# SET EXERCISE
Exactly repeat the full listing that follows.

# PROVIDED ENTRIES
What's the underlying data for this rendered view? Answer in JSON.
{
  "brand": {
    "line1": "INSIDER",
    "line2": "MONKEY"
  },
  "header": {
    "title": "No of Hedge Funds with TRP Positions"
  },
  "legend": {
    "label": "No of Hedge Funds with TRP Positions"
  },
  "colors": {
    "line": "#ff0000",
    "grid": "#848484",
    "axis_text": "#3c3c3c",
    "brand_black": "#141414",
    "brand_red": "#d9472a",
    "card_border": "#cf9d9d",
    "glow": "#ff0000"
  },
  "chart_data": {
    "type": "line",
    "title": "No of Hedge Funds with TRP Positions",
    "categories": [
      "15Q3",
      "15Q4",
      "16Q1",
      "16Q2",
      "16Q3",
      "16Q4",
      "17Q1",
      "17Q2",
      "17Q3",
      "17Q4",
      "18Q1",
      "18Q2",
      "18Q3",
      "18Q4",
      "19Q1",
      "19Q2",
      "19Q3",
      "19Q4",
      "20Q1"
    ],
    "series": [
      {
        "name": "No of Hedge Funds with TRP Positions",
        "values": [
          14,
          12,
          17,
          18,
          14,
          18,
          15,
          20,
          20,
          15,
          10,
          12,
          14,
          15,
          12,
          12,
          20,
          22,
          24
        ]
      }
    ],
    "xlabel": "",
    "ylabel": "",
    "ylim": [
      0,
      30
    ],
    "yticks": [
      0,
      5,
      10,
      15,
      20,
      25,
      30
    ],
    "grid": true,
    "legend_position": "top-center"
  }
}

# TASK ANSWER
What's the underlying data for this rendered view? Answer in JSON.
{
  "brand": {
    "line1": "INSIDER",
    "line2": "MONKEY"
  },
  "header": {
    "title": "No of Hedge Funds with TRP Positions"
  },
  "legend": {
    "label": "No of Hedge Funds with TRP Positions"
  },
  "colors": {
    "line": "#ff0000",
    "grid": "#848484",
    "axis_text": "#3c3c3c",
    "brand_black": "#141414",
    "brand_red": "#d9472a",
    "card_border": "#cf9d9d",
    "glow": "#ff0000"
  },
  "chart_data": {
    "type": "line",
    "title": "No of Hedge Funds with TRP Positions",
    "categories": [
      "15Q3",
      "15Q4",
      "16Q1",
      "16Q2",
      "16Q3",
      "16Q4",
      "17Q1",
      "17Q2",
      "17Q3",
      "17Q4",
      "18Q1",
      "18Q2",
      "18Q3",
      "18Q4",
      "19Q1",
      "19Q2",
      "19Q3",
      "19Q4",
      "20Q1"
    ],
    "series": [
      {
        "name": "No of Hedge Funds with TRP Positions",
        "values": [
          14,
          12,
          17,
          18,
          14,
          18,
          15,
          20,
          20,
          15,
          10,
          12,
          14,
          15,
          12,
          12,
          20,
          22,
          24
        ]
      }
    ],
    "xlabel": "",
    "ylabel": "",
    "ylim": [
      0,
      30
    ],
    "yticks": [
      0,
      5,
      10,
      15,
      20,
      25,
      30
    ],
    "grid": true,
    "legend_position": "top-center"
  }
}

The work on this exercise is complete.